(PROBLEM STATEMENT):
Every line with the string "school" should be gathered.

(Dataset excerpt):
━━━━━━━━━━━━━━━━━━━━━━━━━━━━━━
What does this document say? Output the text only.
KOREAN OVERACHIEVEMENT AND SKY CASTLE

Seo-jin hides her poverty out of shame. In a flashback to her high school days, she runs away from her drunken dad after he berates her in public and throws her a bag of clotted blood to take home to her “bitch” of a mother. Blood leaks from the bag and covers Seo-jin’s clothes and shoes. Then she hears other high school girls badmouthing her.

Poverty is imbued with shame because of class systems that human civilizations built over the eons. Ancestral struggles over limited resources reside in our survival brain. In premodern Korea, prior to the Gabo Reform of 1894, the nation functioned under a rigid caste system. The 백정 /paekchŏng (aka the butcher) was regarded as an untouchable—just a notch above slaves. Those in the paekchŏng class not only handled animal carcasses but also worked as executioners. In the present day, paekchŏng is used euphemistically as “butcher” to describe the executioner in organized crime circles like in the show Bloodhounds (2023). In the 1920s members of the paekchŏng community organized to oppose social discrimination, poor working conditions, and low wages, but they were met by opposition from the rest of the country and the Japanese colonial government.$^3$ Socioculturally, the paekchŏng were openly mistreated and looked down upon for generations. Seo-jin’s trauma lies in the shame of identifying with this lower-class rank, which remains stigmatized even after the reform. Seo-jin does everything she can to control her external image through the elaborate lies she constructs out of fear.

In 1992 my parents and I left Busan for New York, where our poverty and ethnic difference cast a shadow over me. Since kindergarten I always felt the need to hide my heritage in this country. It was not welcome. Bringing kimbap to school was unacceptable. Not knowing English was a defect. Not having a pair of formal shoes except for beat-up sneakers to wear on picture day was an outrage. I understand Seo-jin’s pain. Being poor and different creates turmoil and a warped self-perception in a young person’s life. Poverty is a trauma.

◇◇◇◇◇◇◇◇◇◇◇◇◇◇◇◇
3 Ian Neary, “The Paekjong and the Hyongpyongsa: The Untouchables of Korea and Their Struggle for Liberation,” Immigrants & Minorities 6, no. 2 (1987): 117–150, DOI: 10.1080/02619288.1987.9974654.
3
━━━━━━━━━━━━━━━━━━━━━━━━━━━━━━
(WRITTEN SOLUTION):
Seo-jin hides her poverty out of shame. In a flashback to her high school days, she runs away from her drunken dad after he berates her in public and throws her a bag of clotted blood to take home to her “bitch” of a mother. Blood leaks from the bag and covers Seo-jin’s clothes and shoes. Then she hears other high school girls badmouthing her.
In 1992 my parents and I left Busan for New York, where our poverty and ethnic difference cast a shadow over me. Since kindergarten I always felt the need to hide my heritage in this country. It was not welcome. Bringing kimbap to school was unacceptable. Not knowing English was a defect. Not having a pair of formal shoes except for beat-up sneakers to wear on picture day was an outrage. I understand Seo-jin’s pain. Being poor and different creates turmoil and a warped self-perception in a young person’s life. Poverty is a trauma.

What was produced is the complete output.